— WORK REQUIRED —
Transcribe all of the material exactly, except for its pictures.

— EXTRACTED ENTRIES —
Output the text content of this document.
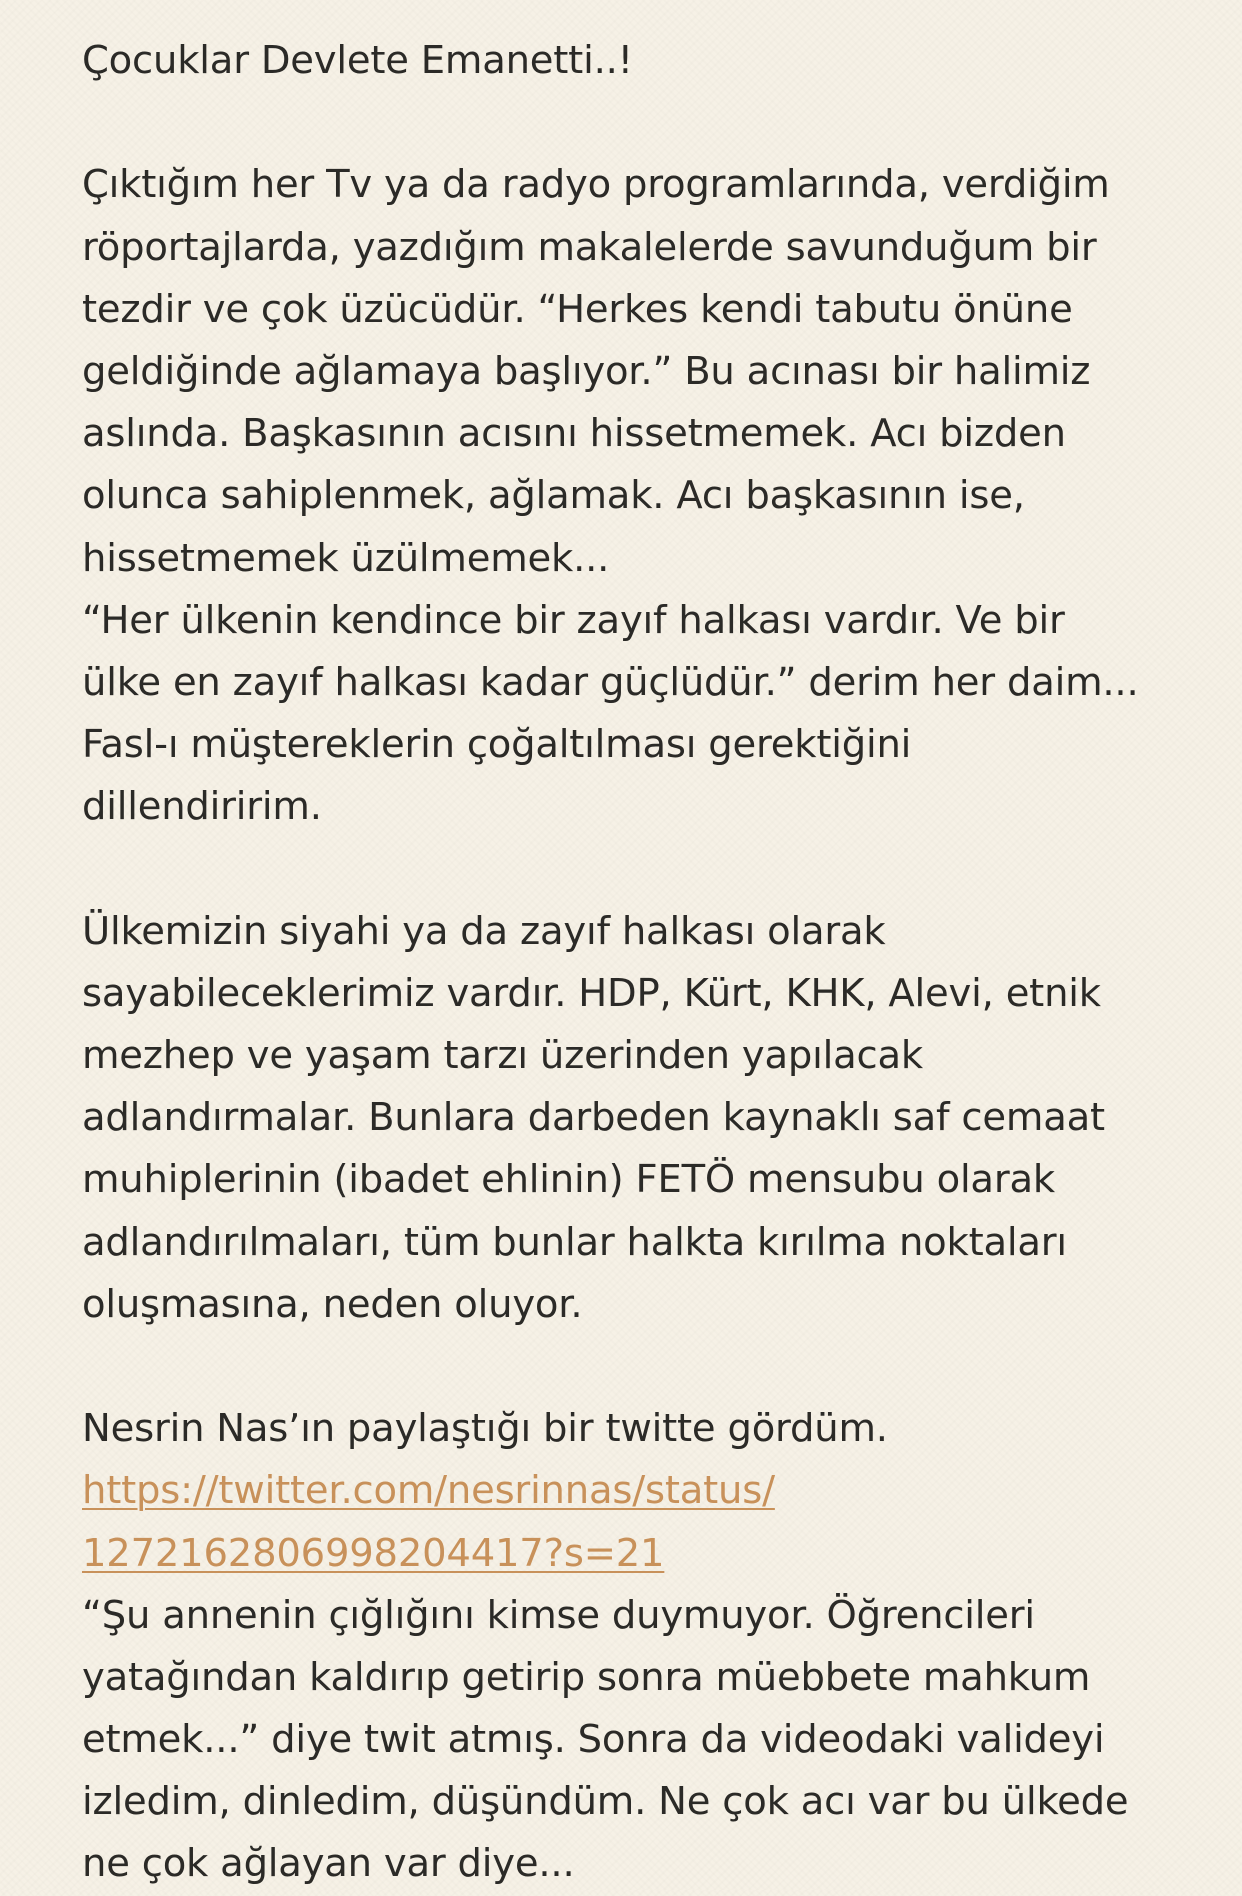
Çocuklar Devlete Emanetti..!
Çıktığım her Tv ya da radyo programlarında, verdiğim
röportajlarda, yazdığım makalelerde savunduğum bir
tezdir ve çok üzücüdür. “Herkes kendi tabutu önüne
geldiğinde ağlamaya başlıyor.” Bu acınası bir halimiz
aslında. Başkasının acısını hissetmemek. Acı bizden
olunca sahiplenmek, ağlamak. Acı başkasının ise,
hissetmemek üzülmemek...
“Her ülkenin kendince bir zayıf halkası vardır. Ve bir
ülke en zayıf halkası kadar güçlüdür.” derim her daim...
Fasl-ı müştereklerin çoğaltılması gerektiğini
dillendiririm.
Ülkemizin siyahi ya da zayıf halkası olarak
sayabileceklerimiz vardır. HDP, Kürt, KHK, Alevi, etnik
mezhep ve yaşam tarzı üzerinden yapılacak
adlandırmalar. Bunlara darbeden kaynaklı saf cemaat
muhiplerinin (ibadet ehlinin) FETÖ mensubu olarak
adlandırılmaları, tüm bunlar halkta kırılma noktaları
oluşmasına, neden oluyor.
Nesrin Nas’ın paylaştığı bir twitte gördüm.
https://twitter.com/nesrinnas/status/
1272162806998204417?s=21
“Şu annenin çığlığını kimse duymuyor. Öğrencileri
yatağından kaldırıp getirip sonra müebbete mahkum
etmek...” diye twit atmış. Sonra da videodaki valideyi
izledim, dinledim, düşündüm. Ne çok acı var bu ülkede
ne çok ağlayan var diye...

— RESPONSE —
Output the text content of this document.
Çocuklar Devlete Emanetti..!
Çıktığım her Tv ya da radyo programlarında, verdiğim
röportajlarda, yazdığım makalelerde savunduğum bir
tezdir ve çok üzücüdür. “Herkes kendi tabutu önüne
geldiğinde ağlamaya başlıyor.” Bu acınası bir halimiz
aslında. Başkasının acısını hissetmemek. Acı bizden
olunca sahiplenmek, ağlamak. Acı başkasının ise,
hissetmemek üzülmemek...
“Her ülkenin kendince bir zayıf halkası vardır. Ve bir
ülke en zayıf halkası kadar güçlüdür.” derim her daim...
Fasl-ı müştereklerin çoğaltılması gerektiğini
dillendiririm.
Ülkemizin siyahi ya da zayıf halkası olarak
sayabileceklerimiz vardır. HDP, Kürt, KHK, Alevi, etnik
mezhep ve yaşam tarzı üzerinden yapılacak
adlandırmalar. Bunlara darbeden kaynaklı saf cemaat
muhiplerinin (ibadet ehlinin) FETÖ mensubu olarak
adlandırılmaları, tüm bunlar halkta kırılma noktaları
oluşmasına, neden oluyor.
Nesrin Nas’ın paylaştığı bir twitte gördüm.
https://twitter.com/nesrinnas/status/
1272162806998204417?s=21
“Şu annenin çığlığını kimse duymuyor. Öğrencileri
yatağından kaldırıp getirip sonra müebbete mahkum
etmek...” diye twit atmış. Sonra da videodaki valideyi
izledim, dinledim, düşündüm. Ne çok acı var bu ülkede
ne çok ağlayan var diye...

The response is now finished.